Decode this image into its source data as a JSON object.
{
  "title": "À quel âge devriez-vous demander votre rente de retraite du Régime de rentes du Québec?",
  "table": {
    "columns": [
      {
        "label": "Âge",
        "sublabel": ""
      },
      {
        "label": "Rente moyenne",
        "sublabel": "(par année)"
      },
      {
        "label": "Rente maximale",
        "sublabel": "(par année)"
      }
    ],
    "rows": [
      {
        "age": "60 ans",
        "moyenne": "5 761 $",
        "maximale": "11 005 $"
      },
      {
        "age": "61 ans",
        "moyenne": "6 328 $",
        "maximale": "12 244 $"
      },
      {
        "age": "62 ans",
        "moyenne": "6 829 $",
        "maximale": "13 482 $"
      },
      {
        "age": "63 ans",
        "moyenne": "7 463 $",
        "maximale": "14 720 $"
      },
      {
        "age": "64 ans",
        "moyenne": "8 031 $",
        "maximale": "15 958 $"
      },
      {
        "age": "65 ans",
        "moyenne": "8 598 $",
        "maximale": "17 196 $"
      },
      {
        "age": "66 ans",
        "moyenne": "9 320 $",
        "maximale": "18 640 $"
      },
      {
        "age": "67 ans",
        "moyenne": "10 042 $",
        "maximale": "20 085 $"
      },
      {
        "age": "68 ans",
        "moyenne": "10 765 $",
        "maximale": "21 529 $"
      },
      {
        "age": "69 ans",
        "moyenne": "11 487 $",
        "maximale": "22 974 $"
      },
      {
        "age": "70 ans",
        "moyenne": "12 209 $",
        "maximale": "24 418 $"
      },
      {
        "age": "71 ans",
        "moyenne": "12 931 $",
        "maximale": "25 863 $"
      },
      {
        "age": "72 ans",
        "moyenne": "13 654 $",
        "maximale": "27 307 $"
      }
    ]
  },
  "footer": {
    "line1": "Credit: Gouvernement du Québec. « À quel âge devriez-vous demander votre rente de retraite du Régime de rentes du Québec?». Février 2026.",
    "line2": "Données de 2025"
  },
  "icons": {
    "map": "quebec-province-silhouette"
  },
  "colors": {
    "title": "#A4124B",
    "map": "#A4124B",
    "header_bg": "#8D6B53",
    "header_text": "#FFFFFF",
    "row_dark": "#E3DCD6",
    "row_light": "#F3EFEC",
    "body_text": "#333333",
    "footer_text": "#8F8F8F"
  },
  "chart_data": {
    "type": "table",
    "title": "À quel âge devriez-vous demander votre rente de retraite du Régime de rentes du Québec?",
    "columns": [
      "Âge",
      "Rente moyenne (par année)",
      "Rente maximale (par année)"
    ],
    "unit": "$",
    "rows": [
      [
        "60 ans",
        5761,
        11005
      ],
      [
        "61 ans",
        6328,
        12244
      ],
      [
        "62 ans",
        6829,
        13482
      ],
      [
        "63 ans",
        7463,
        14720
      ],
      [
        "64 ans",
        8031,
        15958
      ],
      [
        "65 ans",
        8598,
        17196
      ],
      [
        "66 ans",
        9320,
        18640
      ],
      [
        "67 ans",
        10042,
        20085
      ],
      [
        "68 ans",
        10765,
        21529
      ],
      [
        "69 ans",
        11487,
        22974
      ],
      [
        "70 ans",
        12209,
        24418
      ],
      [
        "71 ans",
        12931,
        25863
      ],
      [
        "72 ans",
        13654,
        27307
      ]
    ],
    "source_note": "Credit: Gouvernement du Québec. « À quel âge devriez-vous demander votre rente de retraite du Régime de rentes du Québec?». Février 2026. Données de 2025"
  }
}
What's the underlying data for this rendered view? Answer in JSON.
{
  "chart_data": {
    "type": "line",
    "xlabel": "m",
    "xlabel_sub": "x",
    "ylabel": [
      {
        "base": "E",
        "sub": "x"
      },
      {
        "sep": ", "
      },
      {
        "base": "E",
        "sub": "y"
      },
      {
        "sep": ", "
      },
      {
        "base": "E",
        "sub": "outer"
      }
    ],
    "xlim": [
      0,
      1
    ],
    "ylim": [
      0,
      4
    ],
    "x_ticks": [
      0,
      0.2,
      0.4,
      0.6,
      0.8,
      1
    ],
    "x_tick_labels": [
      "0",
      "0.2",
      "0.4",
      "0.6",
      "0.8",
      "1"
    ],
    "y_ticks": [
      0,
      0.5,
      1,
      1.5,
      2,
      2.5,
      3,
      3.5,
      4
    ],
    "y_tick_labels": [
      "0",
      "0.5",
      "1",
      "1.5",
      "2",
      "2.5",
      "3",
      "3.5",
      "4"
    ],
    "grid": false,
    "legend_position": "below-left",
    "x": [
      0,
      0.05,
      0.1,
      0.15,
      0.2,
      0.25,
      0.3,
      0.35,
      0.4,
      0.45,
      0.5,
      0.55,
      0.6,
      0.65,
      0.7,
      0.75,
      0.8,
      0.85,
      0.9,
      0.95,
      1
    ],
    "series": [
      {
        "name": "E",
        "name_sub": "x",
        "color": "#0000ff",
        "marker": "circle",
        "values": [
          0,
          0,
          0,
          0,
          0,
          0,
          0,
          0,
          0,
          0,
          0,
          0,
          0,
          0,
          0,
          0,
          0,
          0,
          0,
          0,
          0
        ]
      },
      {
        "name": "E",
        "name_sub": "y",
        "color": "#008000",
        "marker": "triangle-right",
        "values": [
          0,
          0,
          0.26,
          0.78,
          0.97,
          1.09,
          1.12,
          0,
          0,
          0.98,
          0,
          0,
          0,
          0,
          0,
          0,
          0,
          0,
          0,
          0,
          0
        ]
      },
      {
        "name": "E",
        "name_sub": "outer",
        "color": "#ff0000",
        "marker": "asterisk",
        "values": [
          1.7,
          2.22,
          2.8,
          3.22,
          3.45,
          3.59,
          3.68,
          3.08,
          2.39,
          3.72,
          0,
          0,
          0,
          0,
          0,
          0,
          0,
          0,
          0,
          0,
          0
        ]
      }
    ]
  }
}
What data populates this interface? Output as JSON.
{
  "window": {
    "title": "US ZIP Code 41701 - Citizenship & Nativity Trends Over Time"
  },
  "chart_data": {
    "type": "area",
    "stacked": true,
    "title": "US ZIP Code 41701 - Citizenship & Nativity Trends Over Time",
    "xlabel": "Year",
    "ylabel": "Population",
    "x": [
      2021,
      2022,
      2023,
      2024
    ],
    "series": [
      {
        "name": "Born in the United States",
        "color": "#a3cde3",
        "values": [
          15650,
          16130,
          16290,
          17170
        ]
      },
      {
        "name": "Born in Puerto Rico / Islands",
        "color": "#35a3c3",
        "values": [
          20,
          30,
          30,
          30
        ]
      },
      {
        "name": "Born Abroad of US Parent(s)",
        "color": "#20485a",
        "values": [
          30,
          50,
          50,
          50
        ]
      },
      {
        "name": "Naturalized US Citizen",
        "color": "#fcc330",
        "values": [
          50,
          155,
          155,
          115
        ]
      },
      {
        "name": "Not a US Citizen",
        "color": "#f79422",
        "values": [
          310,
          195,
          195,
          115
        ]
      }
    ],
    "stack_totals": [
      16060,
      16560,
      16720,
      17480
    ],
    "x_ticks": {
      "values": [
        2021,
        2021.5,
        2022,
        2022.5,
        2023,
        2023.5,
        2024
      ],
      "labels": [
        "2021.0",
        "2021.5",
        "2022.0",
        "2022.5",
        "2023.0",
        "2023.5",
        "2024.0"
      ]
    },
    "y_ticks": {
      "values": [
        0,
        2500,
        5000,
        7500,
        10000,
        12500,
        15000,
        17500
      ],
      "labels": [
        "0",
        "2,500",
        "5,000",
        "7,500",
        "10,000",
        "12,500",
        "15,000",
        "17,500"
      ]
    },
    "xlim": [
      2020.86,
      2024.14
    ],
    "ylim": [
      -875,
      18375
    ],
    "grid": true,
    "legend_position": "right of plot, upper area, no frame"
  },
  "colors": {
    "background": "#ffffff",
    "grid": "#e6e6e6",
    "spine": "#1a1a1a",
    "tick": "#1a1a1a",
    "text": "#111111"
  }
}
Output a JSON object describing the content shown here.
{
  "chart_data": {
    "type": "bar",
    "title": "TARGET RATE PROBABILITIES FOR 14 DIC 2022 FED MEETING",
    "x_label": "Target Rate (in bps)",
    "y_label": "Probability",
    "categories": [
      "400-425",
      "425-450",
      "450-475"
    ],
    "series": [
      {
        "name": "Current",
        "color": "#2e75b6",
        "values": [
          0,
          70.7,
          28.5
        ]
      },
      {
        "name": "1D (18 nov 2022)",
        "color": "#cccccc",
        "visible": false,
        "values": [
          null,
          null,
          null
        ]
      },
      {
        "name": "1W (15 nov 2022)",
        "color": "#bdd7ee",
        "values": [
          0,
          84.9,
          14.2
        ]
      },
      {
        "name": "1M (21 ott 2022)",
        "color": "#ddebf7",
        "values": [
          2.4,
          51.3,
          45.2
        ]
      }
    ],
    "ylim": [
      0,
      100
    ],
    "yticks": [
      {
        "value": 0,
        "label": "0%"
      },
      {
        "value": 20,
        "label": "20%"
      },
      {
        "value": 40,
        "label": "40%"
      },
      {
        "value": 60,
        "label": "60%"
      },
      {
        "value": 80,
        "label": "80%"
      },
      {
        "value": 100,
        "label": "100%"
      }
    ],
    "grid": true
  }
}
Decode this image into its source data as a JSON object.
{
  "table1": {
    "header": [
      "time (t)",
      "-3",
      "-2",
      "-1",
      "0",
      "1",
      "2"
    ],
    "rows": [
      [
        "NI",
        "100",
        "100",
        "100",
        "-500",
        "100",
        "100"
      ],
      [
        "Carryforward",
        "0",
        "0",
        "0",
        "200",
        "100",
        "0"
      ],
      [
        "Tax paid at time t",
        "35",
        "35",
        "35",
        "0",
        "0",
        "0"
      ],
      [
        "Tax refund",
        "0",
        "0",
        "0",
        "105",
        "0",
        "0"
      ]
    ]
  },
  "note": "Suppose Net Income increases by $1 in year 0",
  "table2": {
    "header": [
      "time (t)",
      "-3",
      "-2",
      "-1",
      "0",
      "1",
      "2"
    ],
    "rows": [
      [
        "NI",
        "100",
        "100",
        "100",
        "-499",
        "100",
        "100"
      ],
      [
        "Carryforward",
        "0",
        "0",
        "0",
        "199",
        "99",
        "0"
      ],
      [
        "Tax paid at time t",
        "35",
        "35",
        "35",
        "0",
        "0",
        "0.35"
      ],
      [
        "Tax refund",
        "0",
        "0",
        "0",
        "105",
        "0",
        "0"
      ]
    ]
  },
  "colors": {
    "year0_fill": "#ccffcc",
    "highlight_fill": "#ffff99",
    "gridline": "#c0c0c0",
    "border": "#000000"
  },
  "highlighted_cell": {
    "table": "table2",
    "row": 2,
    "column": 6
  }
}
-.-.-
▸ **DIRECTIONS**
Gather each line from the entries above that includes the word "votre".

▸ **SOLUTION**
  "title": "À quel âge devriez-vous demander votre rente de retraite du Régime de rentes du Québec?",
    "line1": "Credit: Gouvernement du Québec. « À quel âge devriez-vous demander votre rente de retraite du Régime de rentes du Québec?». Février 2026.",
    "title": "À quel âge devriez-vous demander votre rente de retraite du Régime de rentes du Québec?",
    "source_note": "Credit: Gouvernement du Québec. « À quel âge devriez-vous demander votre rente de retraite du Régime de rentes du Québec?». Février 2026. Données de 2025"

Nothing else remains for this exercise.